[PROBLEM TO SOLVE]
Repeat the essay on fiction and nonfiction, starting with "What they do have" and going on through "yourself then, too.", but swap "belief" for "faith".

[QUOTED TEXT]
# # # #

Last night, on my way to my friends’ album release party, I was walking and eating a slice of pizza because I didn’t want to get too drunk when I started drinking and outside the bar I saw that the moon was orange. Copper, even, like a coin. I wedged the crust into my mouth to free my hands and took a picture because I wanted to show it to you. I thought it might have been an eclipse, which would have been romantic. Then I learned that it’s orange from the fires in Canada. The haze from the smoke is changing the color of the sky.
In interviews lately I’ve been trying to sneak in my thoughts about the difference between fiction and nonfiction. Sometimes they get cut; it’s okay. It’s helpful to have articulated them. What I’ve been sitting with is how the difference lies in the reliance on language. In nonfiction, we’re writing around what we assume to be true. Something happened, something happened to make us write about it. But we know that we can never get there, to that truth, Tell all the truth but tell it slant —, and so language becomes our chisel, chipping away at the mess of life until a shape is revealed. We’ll always know, though, what’s missing. When I think about writing an essay, or in I guess my book’s case, a memoir of sorts, all my metaphors are of dredging. Sifting, sorting, pulling, untangling. There is something there, I know it is there, because I have felt it, and that feeling tugged me along like a fish on a hook. So it exists. My work is to find it.
Fiction is different. It’s about making, line by line, a world. The world comes into view and we hope it is convincing. Here, I can’t doubt language. If I am skeptical about words and what they do, my house will fall down. But if I believe in language, and if I am so careful about it, thinking about what words mean, and which word is the right word, then if I work hard enough, with my head bent low, when I step away, I will have made something. And hopefully it will be specific, and that specificity will make it true, even if none of it happened.
What they do have in common is belief. In nonfiction, you have to believe in yourself enough to tell the story. And in fiction, you have to believe in the integrity of the world you’re making. You have to believe in yourself then, too.

# # # #

[DATASET CONTENT]
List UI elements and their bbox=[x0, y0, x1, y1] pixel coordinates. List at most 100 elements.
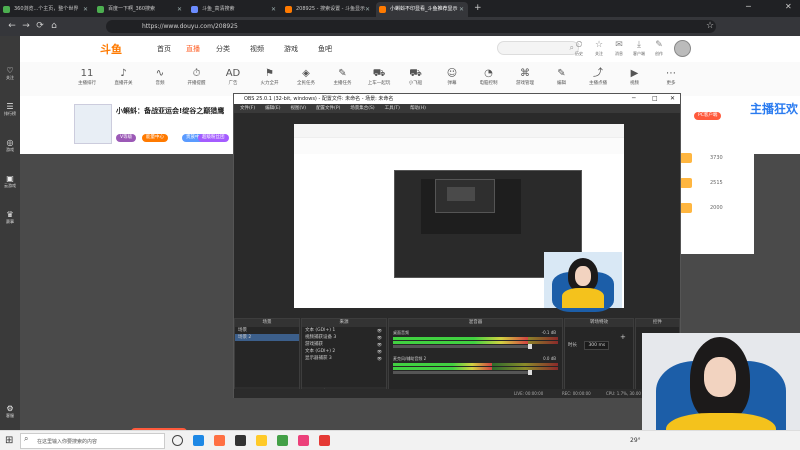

# # # #

[IN RESPONSE]
What they do have in common is faith. In nonfiction, you have to believe in yourself enough to tell the story. And in fiction, you have to believe in the integrity of the world you’re making. You have to believe in yourself then, too.